** start **

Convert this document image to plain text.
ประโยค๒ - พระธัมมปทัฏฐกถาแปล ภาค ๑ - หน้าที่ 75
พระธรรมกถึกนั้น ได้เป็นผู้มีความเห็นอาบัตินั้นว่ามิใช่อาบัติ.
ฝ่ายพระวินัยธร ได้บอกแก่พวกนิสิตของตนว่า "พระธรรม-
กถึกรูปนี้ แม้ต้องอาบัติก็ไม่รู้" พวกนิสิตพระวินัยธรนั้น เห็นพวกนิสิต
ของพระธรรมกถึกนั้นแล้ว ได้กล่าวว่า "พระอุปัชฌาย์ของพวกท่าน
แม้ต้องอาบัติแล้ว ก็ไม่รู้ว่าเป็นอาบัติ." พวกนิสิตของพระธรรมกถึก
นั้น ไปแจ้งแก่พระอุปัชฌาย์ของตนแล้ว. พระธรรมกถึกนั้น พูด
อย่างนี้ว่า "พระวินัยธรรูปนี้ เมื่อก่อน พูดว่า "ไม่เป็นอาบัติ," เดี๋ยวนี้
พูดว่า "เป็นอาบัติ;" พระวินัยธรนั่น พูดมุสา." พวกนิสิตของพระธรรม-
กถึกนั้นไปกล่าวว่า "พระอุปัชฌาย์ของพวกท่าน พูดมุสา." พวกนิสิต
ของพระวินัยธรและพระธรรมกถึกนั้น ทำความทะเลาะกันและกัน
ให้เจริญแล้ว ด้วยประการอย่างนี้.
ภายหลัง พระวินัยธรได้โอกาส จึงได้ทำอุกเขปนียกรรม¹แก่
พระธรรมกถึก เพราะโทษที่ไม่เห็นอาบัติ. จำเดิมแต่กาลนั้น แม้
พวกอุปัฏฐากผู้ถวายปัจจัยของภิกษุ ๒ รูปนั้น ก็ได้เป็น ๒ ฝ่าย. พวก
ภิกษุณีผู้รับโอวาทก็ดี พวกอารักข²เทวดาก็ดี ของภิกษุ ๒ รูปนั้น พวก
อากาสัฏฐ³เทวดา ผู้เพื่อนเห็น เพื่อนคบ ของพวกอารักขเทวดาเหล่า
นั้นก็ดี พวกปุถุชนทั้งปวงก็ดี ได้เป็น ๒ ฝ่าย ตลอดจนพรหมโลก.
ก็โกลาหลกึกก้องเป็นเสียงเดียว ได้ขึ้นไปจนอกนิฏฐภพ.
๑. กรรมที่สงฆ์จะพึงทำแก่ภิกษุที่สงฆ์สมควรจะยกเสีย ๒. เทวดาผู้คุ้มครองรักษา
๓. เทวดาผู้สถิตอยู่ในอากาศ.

** end **

- _WHAT YOU ARE ASKED TO DO_:
Output all of the material exactly as written.

- _TASK RESULT_:
Convert this document image to plain text.
ประโยค๒ - พระธัมมปทัฏฐกถาแปล ภาค ๑ - หน้าที่ 75
พระธรรมกถึกนั้น ได้เป็นผู้มีความเห็นอาบัตินั้นว่ามิใช่อาบัติ.
ฝ่ายพระวินัยธร ได้บอกแก่พวกนิสิตของตนว่า "พระธรรม-
กถึกรูปนี้ แม้ต้องอาบัติก็ไม่รู้" พวกนิสิตพระวินัยธรนั้น เห็นพวกนิสิต
ของพระธรรมกถึกนั้นแล้ว ได้กล่าวว่า "พระอุปัชฌาย์ของพวกท่าน
แม้ต้องอาบัติแล้ว ก็ไม่รู้ว่าเป็นอาบัติ." พวกนิสิตของพระธรรมกถึก
นั้น ไปแจ้งแก่พระอุปัชฌาย์ของตนแล้ว. พระธรรมกถึกนั้น พูด
อย่างนี้ว่า "พระวินัยธรรูปนี้ เมื่อก่อน พูดว่า "ไม่เป็นอาบัติ," เดี๋ยวนี้
พูดว่า "เป็นอาบัติ;" พระวินัยธรนั่น พูดมุสา." พวกนิสิตของพระธรรม-
กถึกนั้นไปกล่าวว่า "พระอุปัชฌาย์ของพวกท่าน พูดมุสา." พวกนิสิต
ของพระวินัยธรและพระธรรมกถึกนั้น ทำความทะเลาะกันและกัน
ให้เจริญแล้ว ด้วยประการอย่างนี้.
ภายหลัง พระวินัยธรได้โอกาส จึงได้ทำอุกเขปนียกรรม¹แก่
พระธรรมกถึก เพราะโทษที่ไม่เห็นอาบัติ. จำเดิมแต่กาลนั้น แม้
พวกอุปัฏฐากผู้ถวายปัจจัยของภิกษุ ๒ รูปนั้น ก็ได้เป็น ๒ ฝ่าย. พวก
ภิกษุณีผู้รับโอวาทก็ดี พวกอารักข²เทวดาก็ดี ของภิกษุ ๒ รูปนั้น พวก
อากาสัฏฐ³เทวดา ผู้เพื่อนเห็น เพื่อนคบ ของพวกอารักขเทวดาเหล่า
นั้นก็ดี พวกปุถุชนทั้งปวงก็ดี ได้เป็น ๒ ฝ่าย ตลอดจนพรหมโลก.
ก็โกลาหลกึกก้องเป็นเสียงเดียว ได้ขึ้นไปจนอกนิฏฐภพ.
๑. กรรมที่สงฆ์จะพึงทำแก่ภิกษุที่สงฆ์สมควรจะยกเสีย ๒. เทวดาผู้คุ้มครองรักษา
๓. เทวดาผู้สถิตอยู่ในอากาศ.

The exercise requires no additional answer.